======== Source material

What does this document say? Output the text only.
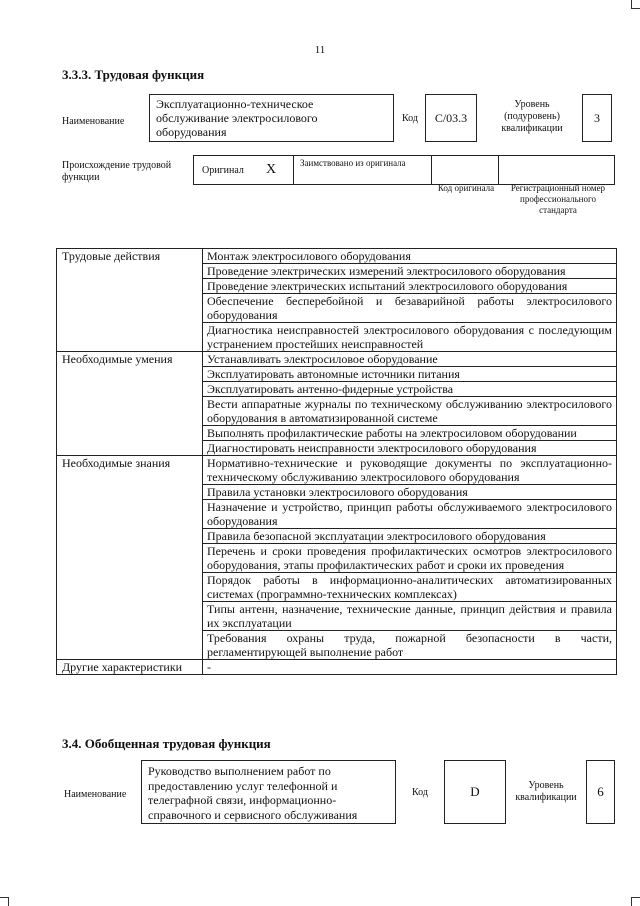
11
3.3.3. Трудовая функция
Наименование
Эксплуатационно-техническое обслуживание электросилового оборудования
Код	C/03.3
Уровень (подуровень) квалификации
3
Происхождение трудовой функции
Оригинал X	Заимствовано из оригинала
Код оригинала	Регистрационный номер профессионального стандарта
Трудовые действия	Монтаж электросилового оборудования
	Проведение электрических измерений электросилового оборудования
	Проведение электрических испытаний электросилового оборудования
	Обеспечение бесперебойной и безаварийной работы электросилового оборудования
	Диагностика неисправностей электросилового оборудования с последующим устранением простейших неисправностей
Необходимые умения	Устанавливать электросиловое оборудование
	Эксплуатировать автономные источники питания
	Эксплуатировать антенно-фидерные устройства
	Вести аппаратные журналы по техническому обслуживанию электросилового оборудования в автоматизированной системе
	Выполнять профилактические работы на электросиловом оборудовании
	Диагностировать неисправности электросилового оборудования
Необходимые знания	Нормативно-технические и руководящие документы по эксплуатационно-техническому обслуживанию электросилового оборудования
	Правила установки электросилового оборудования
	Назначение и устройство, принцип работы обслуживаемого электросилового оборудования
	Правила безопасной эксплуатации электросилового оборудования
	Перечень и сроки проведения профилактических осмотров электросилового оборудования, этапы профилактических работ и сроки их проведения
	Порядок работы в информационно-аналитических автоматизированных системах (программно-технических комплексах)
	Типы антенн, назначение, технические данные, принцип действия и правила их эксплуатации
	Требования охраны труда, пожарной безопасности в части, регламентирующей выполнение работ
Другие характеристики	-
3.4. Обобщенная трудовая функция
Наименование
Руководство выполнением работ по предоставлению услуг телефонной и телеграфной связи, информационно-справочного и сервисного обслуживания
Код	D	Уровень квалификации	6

================
======== Source material

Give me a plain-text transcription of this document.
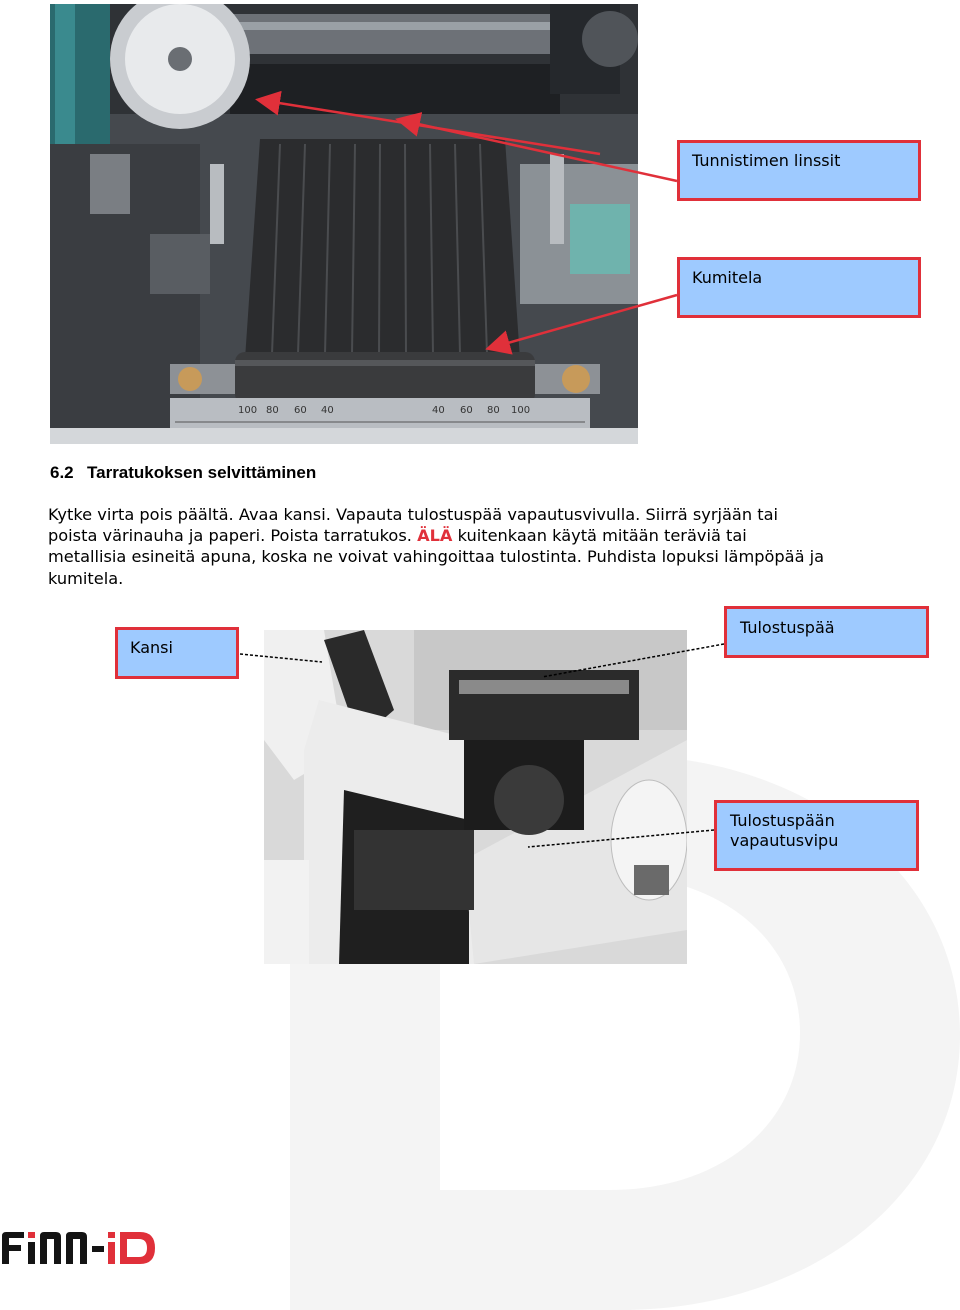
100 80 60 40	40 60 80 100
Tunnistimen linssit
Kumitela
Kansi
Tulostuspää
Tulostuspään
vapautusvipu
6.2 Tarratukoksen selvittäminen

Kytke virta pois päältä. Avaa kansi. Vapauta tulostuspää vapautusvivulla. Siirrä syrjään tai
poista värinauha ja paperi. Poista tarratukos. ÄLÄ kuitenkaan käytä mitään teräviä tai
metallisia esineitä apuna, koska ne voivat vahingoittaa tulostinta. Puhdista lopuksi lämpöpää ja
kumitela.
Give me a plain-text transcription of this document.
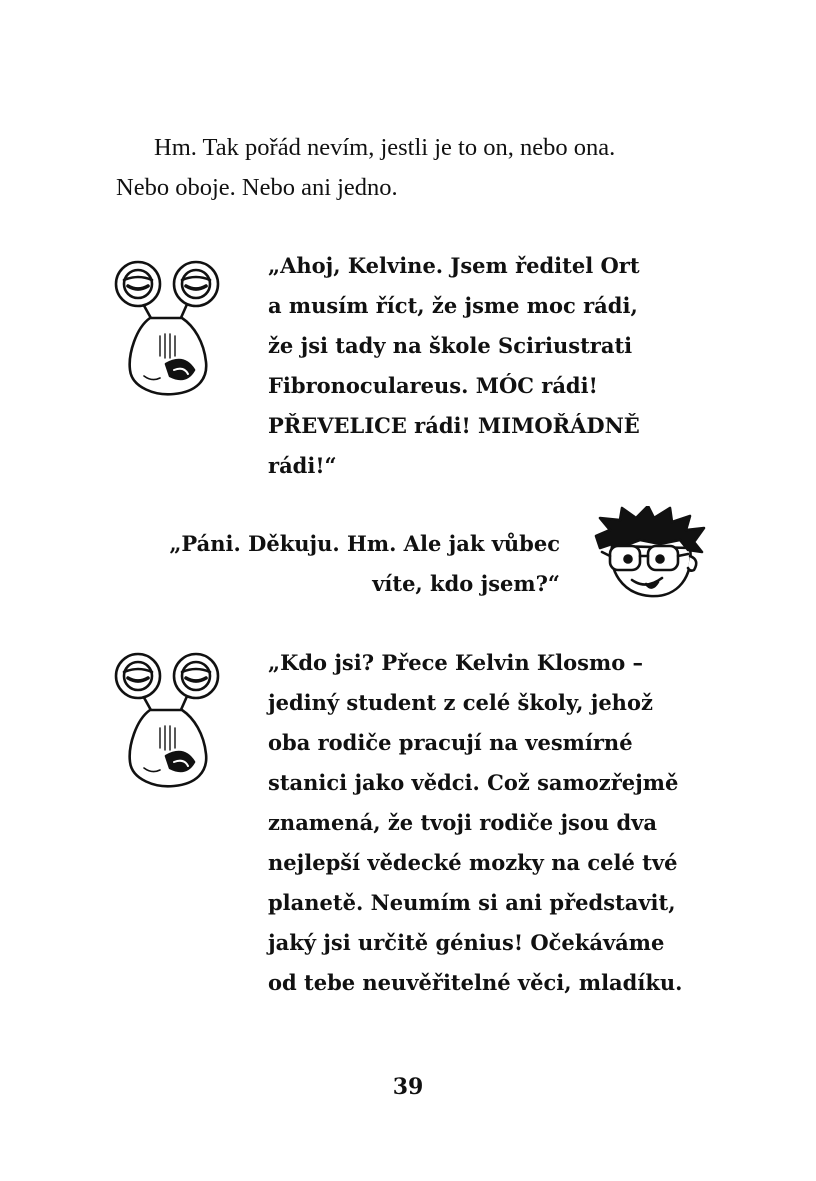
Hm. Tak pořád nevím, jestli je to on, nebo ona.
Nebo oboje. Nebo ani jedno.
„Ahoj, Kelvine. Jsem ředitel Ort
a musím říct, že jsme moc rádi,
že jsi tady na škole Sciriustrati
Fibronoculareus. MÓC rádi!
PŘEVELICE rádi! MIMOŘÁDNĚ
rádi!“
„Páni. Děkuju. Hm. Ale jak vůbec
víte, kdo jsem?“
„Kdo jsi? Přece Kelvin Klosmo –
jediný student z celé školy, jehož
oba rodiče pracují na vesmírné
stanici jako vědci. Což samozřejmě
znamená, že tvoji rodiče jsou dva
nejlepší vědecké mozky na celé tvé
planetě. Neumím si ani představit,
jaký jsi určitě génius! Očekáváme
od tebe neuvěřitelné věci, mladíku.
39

================

Problem to work on: Say the number of lines in the listing that hold "Уровень", with no added words.

Exercise solution: 2